- _To be done_:
Show every line in the entries below where the word "劳其筋骨" appears.

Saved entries
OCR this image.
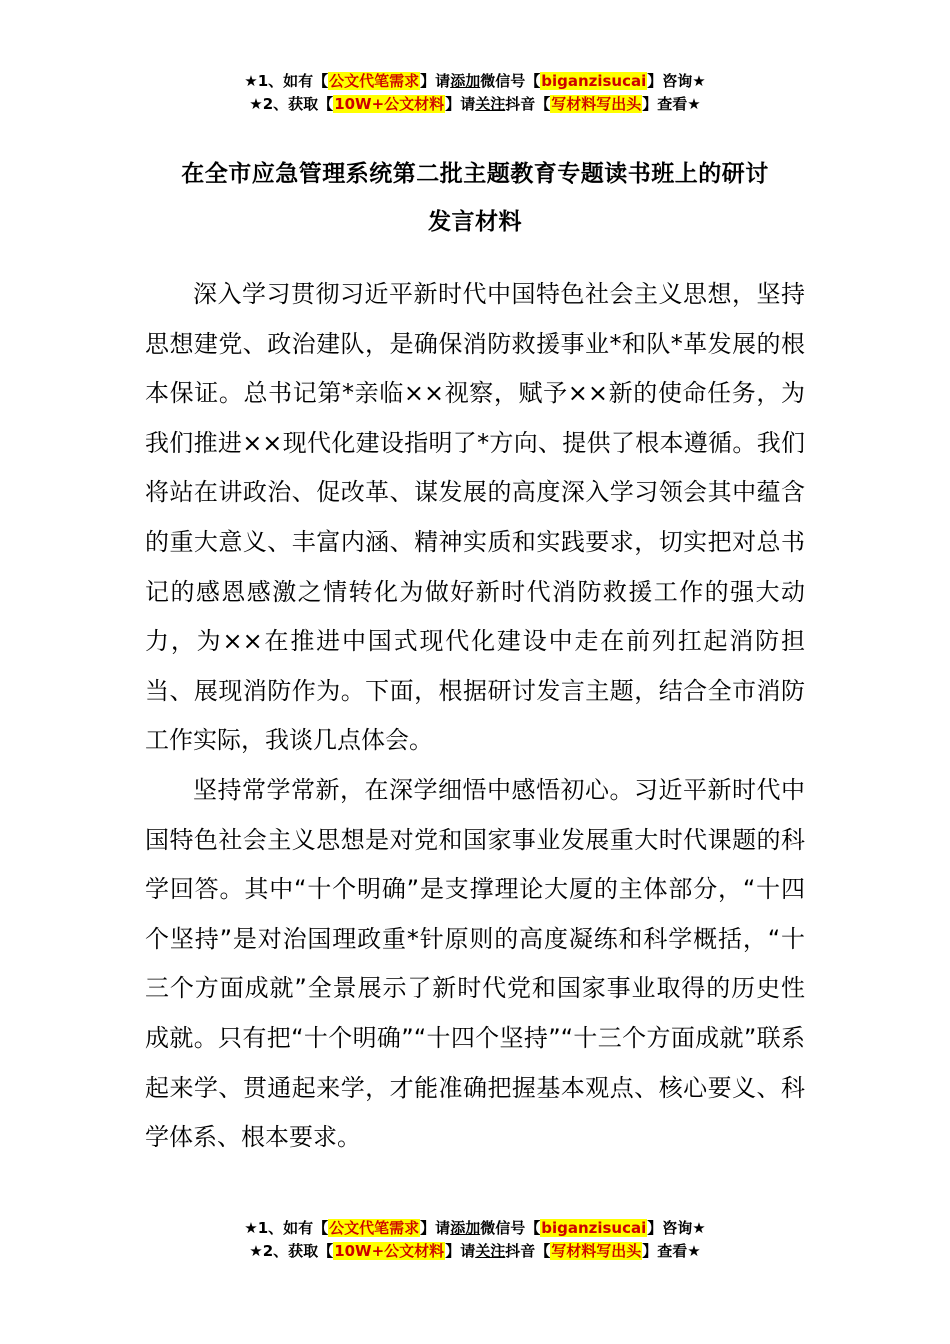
★1、如有【公文代笔需求】请添加微信号【biganzisucai】咨询★
★2、获取【10W+公文材料】请关注抖音【写材料写出头】查看★
在全市应急管理系统第二批主题教育专题读书班上的研讨
发言材料

深入学习贯彻习近平新时代中国特色社会主义思想，坚持思想建党、政治建队，是确保消防救援事业*和队*革发展的根本保证。总书记第*亲临××视察，赋予××新的使命任务，为我们推进××现代化建设指明了*方向、提供了根本遵循。我们将站在讲政治、促改革、谋发展的高度深入学习领会其中蕴含的重大意义、丰富内涵、精神实质和实践要求，切实把对总书记的感恩感激之情转化为做好新时代消防救援工作的强大动力，为××在推进中国式现代化建设中走在前列扛起消防担当、展现消防作为。下面，根据研讨发言主题，结合全市消防工作实际，我谈几点体会。

坚持常学常新，在深学细悟中感悟初心。习近平新时代中国特色社会主义思想是对党和国家事业发展重大时代课题的科学回答。其中“十个明确”是支撑理论大厦的主体部分，“十四个坚持”是对治国理政重*针原则的高度凝练和科学概括，“十三个方面成就”全景展示了新时代党和国家事业取得的历史性成就。只有把“十个明确”“十四个坚持”“十三个方面成就”联系起来学、贯通起来学，才能准确把握基本观点、核心要义、科学体系、根本要求。

★1、如有【公文代笔需求】请添加微信号【biganzisucai】咨询★
★2、获取【10W+公文材料】请关注抖音【写材料写出头】查看★
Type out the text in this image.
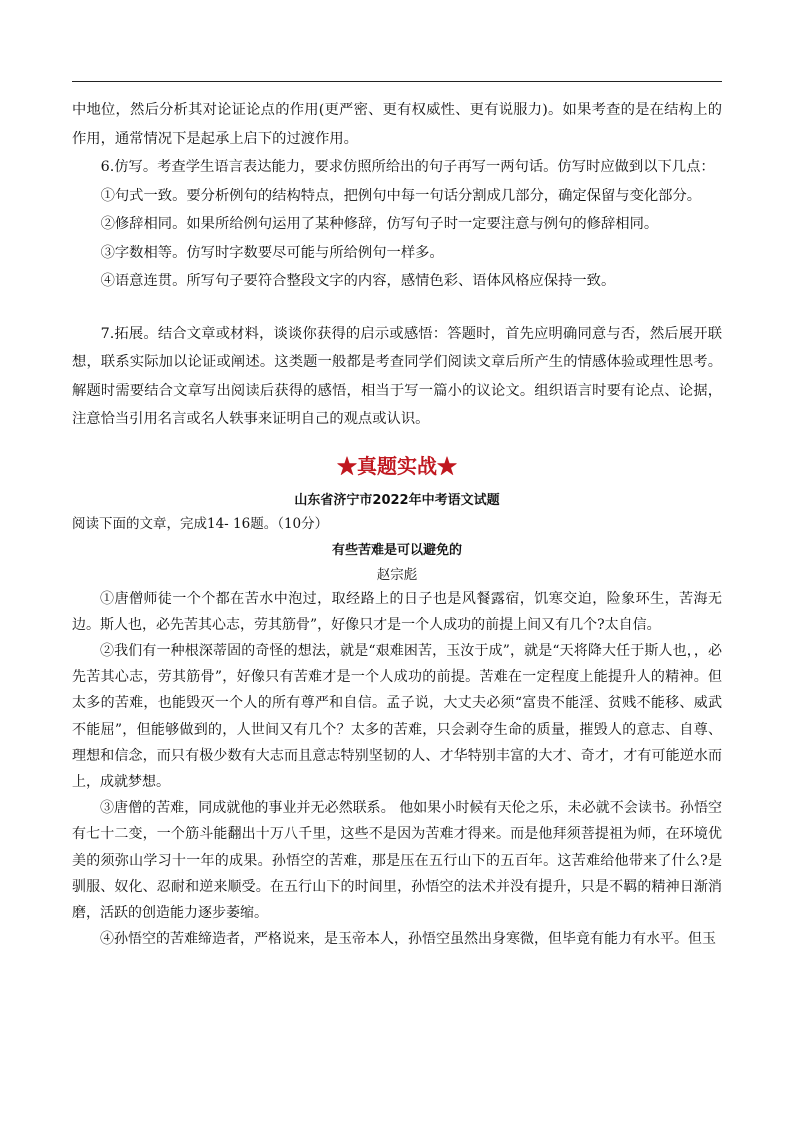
中地位，然后分析其对论证论点的作用(更严密、更有权威性、更有说服力)。如果考查的是在结构上的作用，通常情况下是起承上启下的过渡作用。

6.仿写。考查学生语言表达能力，要求仿照所给出的句子再写一两句话。仿写时应做到以下几点：

①句式一致。要分析例句的结构特点，把例句中每一句话分割成几部分，确定保留与变化部分。

②修辞相同。如果所给例句运用了某种修辞，仿写句子时一定要注意与例句的修辞相同。

③字数相等。仿写时字数要尽可能与所给例句一样多。

④语意连贯。所写句子要符合整段文字的内容，感情色彩、语体风格应保持一致。

7.拓展。结合文章或材料，谈谈你获得的启示或感悟：答题时，首先应明确同意与否，然后展开联想，联系实际加以论证或阐述。这类题一般都是考查同学们阅读文章后所产生的情感体验或理性思考。解题时需要结合文章写出阅读后获得的感悟，相当于写一篇小的议论文。组织语言时要有论点、论据，注意恰当引用名言或名人轶事来证明自己的观点或认识。

★真题实战★
山东省济宁市2022年中考语文试题

阅读下面的文章，完成14- 16题。（10分）

有些苦难是可以避免的
赵宗彪

①唐僧师徒一个个都在苦水中泡过，取经路上的日子也是风餐露宿，饥寒交迫，险象环生，苦海无边。斯人也，必先苦其心志，劳其筋骨”，好像只才是一个人成功的前提上间又有几个?太自信。

②我们有一种根深蒂固的奇怪的想法，就是“艰难困苦，玉汝于成”，就是“天将降大任于斯人也，，必先苦其心志，劳其筋骨”，好像只有苦难才是一个人成功的前提。苦难在一定程度上能提升人的精神。但太多的苦难，也能毁灭一个人的所有尊严和自信。孟子说，大丈夫必须“富贵不能淫、贫贱不能移、威武不能屈”，但能够做到的，人世间又有几个？太多的苦难，只会剥夺生命的质量，摧毁人的意志、自尊、理想和信念，而只有极少数有大志而且意志特别坚韧的人、才华特别丰富的大才、奇才，才有可能逆水而上，成就梦想。

③唐僧的苦难，同成就他的事业并无必然联系。 他如果小时候有天伦之乐，未必就不会读书。孙悟空有七十二变，一个筋斗能翻出十万八千里，这些不是因为苦难才得来。而是他拜须菩提祖为师，在环境优美的须弥山学习十一年的成果。孙悟空的苦难，那是压在五行山下的五百年。这苦难给他带来了什么?是驯服、奴化、忍耐和逆来顺受。在五行山下的时间里，孙悟空的法术并没有提升，只是不羁的精神日渐消磨，活跃的创造能力逐步萎缩。

④孙悟空的苦难缔造者，严格说来，是玉帝本人，孙悟空虽然出身寒微，但毕竟有能力有水平。但玉
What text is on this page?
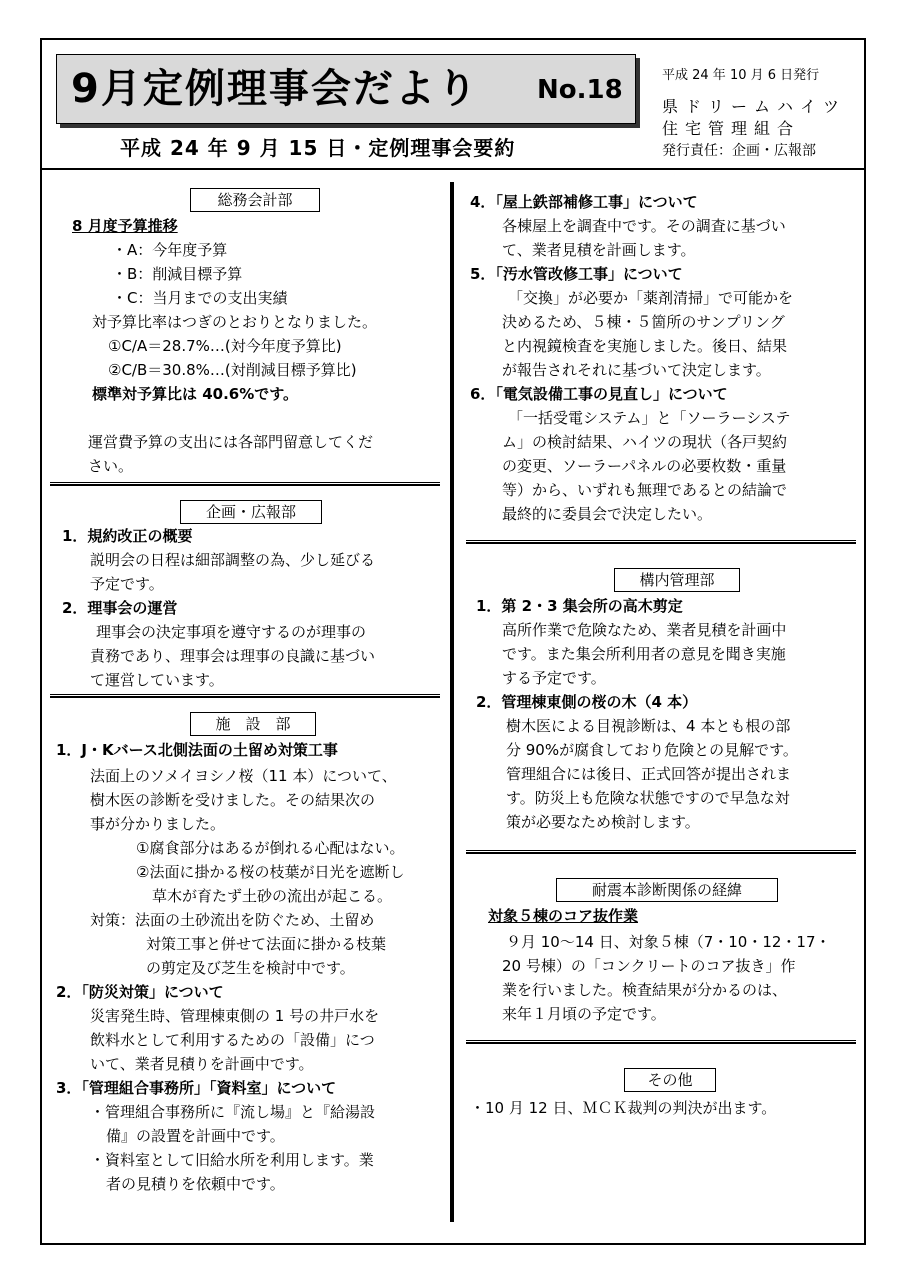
9月定例理事会だより No.18
平成 24 年 9 月 15 日・定例理事会要約
平成 24 年 10 月 6 日発行
県ドリームハイツ
住宅管理組合
発行責任：企画・広報部
総務会計部
8 月度予算推移
・A：今年度予算
・B：削減目標予算
・C：当月までの支出実績
対予算比率はつぎのとおりとなりました。
①C/A＝28.7%…(対今年度予算比)
②C/B＝30.8%…(対削減目標予算比)
標準対予算比は 40.6%です。
運営費予算の支出には各部門留意してくだ
さい。
企画・広報部
1．規約改正の概要
説明会の日程は細部調整の為、少し延びる
予定です。
2．理事会の運営
理事会の決定事項を遵守するのが理事の
責務であり、理事会は理事の良識に基づい
て運営しています。
施　設　部
1．J・Kバース北側法面の土留め対策工事
法面上のソメイヨシノ桜（11 本）について、
樹木医の診断を受けました。その結果次の
事が分かりました。
①腐食部分はあるが倒れる心配はない。
②法面に掛かる桜の枝葉が日光を遮断し
草木が育たず土砂の流出が起こる。
対策：法面の土砂流出を防ぐため、土留め
対策工事と併せて法面に掛かる枝葉
の剪定及び芝生を検討中です。
2．「防災対策」について
災害発生時、管理棟東側の 1 号の井戸水を
飲料水として利用するための「設備」につ
いて、業者見積りを計画中です。
3．「管理組合事務所」「資料室」について
・管理組合事務所に『流し場』と『給湯設
備』の設置を計画中です。
・資料室として旧給水所を利用します。業
者の見積りを依頼中です。
4．「屋上鉄部補修工事」について
各棟屋上を調査中です。その調査に基づい
て、業者見積を計画します。
5．「汚水管改修工事」について
「交換」が必要か「薬剤清掃」で可能かを
決めるため、５棟・５箇所のサンプリング
と内視鏡検査を実施しました。後日、結果
が報告されそれに基づいて決定します。
6．「電気設備工事の見直し」について
「一括受電システム」と「ソーラーシステ
ム」の検討結果、ハイツの現状（各戸契約
の変更、ソーラーパネルの必要枚数・重量
等）から、いずれも無理であるとの結論で
最終的に委員会で決定したい。
構内管理部
1．第 2・3 集会所の高木剪定
高所作業で危険なため、業者見積を計画中
です。また集会所利用者の意見を聞き実施
する予定です。
2．管理棟東側の桜の木（4 本）
樹木医による目視診断は、4 本とも根の部
分 90%が腐食しており危険との見解です。
管理組合には後日、正式回答が提出されま
す。防災上も危険な状態ですので早急な対
策が必要なため検討します。
耐震本診断関係の経緯
対象５棟のコア抜作業
９月 10～14 日、対象５棟（7・10・12・17・
20 号棟）の「コンクリートのコア抜き」作
業を行いました。検査結果が分かるのは、
来年１月頃の予定です。
その他
・10 月 12 日、ＭＣＫ裁判の判決が出ます。
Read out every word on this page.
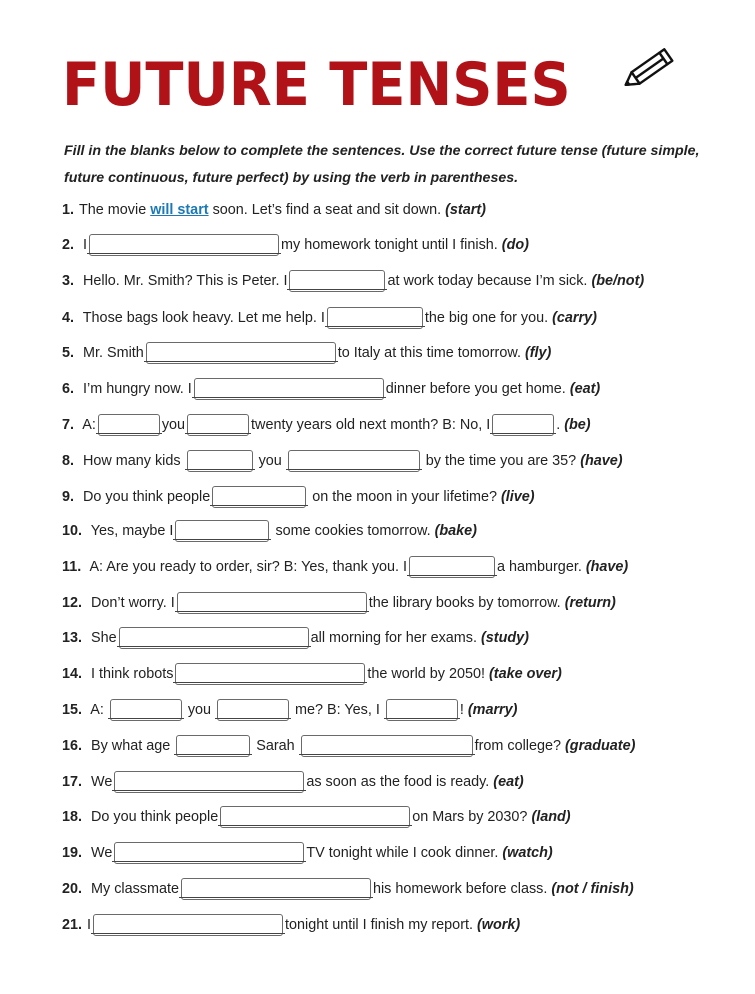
FUTURE TENSES

Fill in the blanks below to complete the sentences. Use the correct future tense (future simple, future continuous, future perfect) by using the verb in parentheses.

1. The movie will start soon. Let’s find a seat and sit down. (start)
2. I	my homework tonight until I finish. (do)
3. Hello. Mr. Smith? This is Peter. I	at work today because I’m sick. (be/not)
4. Those bags look heavy. Let me help. I	the big one for you. (carry)
5. Mr. Smith	to Italy at this time tomorrow. (fly)
6. I’m hungry now. I	dinner before you get home. (eat)
7. A:	you	twenty years old next month? B: No, I	. (be)
8. How many kids	you	by the time you are 35? (have)
9. Do you think people	on the moon in your lifetime? (live)
10. Yes, maybe I	some cookies tomorrow. (bake)
11. A: Are you ready to order, sir? B: Yes, thank you. I	a hamburger. (have)
12. Don’t worry. I	the library books by tomorrow. (return)
13. She	all morning for her exams. (study)
14. I think robots	the world by 2050! (take over)
15. A:	you	me? B: Yes, I	! (marry)
16. By what age	Sarah	from college? (graduate)
17. We	as soon as the food is ready. (eat)
18. Do you think people	on Mars by 2030? (land)
19. We	TV tonight while I cook dinner. (watch)
20. My classmate	his homework before class. (not / finish)
21. I	tonight until I finish my report. (work)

- _Exercise solution_:
①唐僧师徒一个个都在苦水中泡过，取经路上的日子也是风餐露宿，饥寒交迫，险象环生，苦海无边。斯人也，必先苦其心志，劳其筋骨”，好像只才是一个人成功的前提上间又有几个?太自信。
②我们有一种根深蒂固的奇怪的想法，就是“艰难困苦，玉汝于成”，就是“天将降大任于斯人也，，必先苦其心志，劳其筋骨”，好像只有苦难才是一个人成功的前提。苦难在一定程度上能提升人的精神。但太多的苦难，也能毁灭一个人的所有尊严和自信。孟子说，大丈夫必须“富贵不能淫、贫贱不能移、威武不能屈”，但能够做到的，人世间又有几个？太多的苦难，只会剥夺生命的质量，摧毁人的意志、自尊、理想和信念，而只有极少数有大志而且意志特别坚韧的人、才华特别丰富的大才、奇才，才有可能逆水而上，成就梦想。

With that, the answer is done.